Report how many lines contain "embrace", with no other words.

╭─ Dataset

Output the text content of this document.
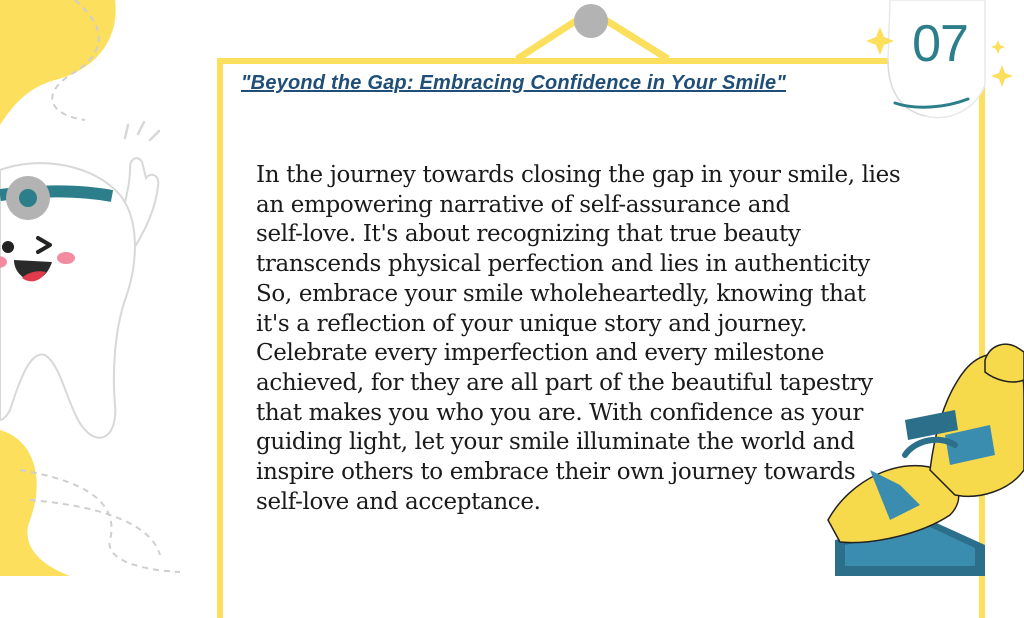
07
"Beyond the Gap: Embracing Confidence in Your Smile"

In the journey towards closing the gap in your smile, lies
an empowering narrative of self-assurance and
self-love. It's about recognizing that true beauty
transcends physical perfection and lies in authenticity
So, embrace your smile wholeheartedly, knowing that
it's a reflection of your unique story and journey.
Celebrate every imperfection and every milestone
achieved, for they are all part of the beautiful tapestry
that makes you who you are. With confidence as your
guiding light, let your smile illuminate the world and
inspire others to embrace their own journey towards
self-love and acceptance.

╰─
╭─ Dataset

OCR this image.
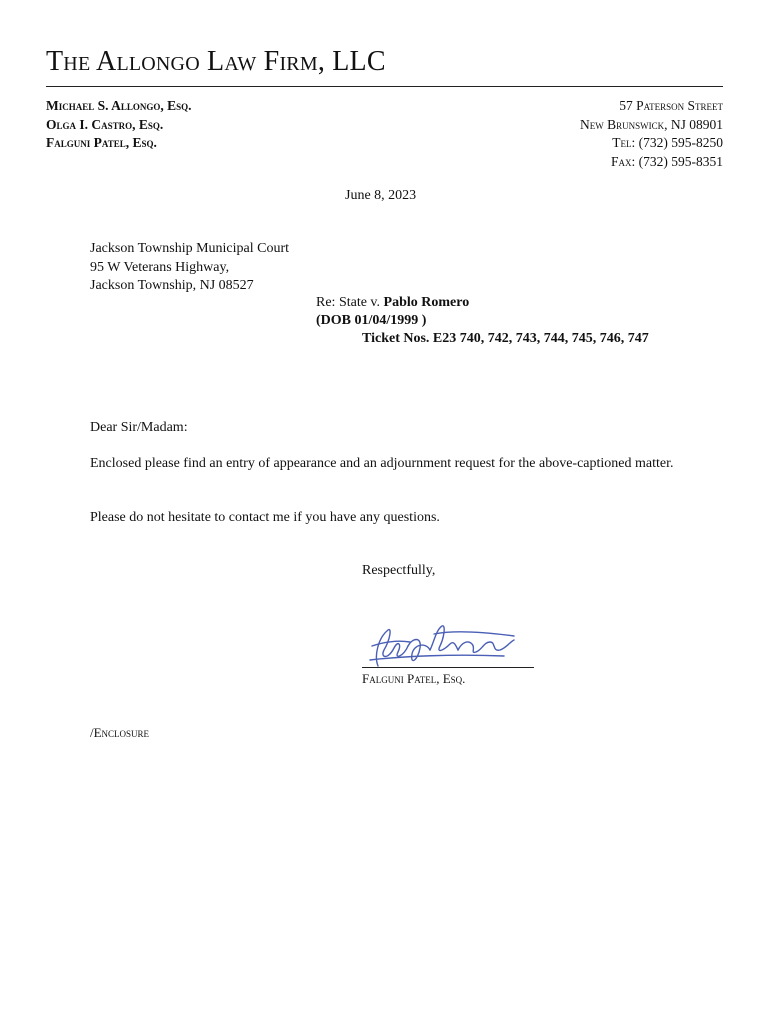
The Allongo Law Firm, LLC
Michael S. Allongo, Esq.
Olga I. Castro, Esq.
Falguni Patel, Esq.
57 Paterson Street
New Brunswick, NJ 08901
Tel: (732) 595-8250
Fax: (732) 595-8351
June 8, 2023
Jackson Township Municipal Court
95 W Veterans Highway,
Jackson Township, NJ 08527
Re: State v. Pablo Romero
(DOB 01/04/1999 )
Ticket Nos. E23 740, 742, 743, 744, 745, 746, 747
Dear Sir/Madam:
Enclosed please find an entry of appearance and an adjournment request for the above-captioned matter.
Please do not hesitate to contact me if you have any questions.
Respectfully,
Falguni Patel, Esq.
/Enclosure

╰─

> **Task solution**:
2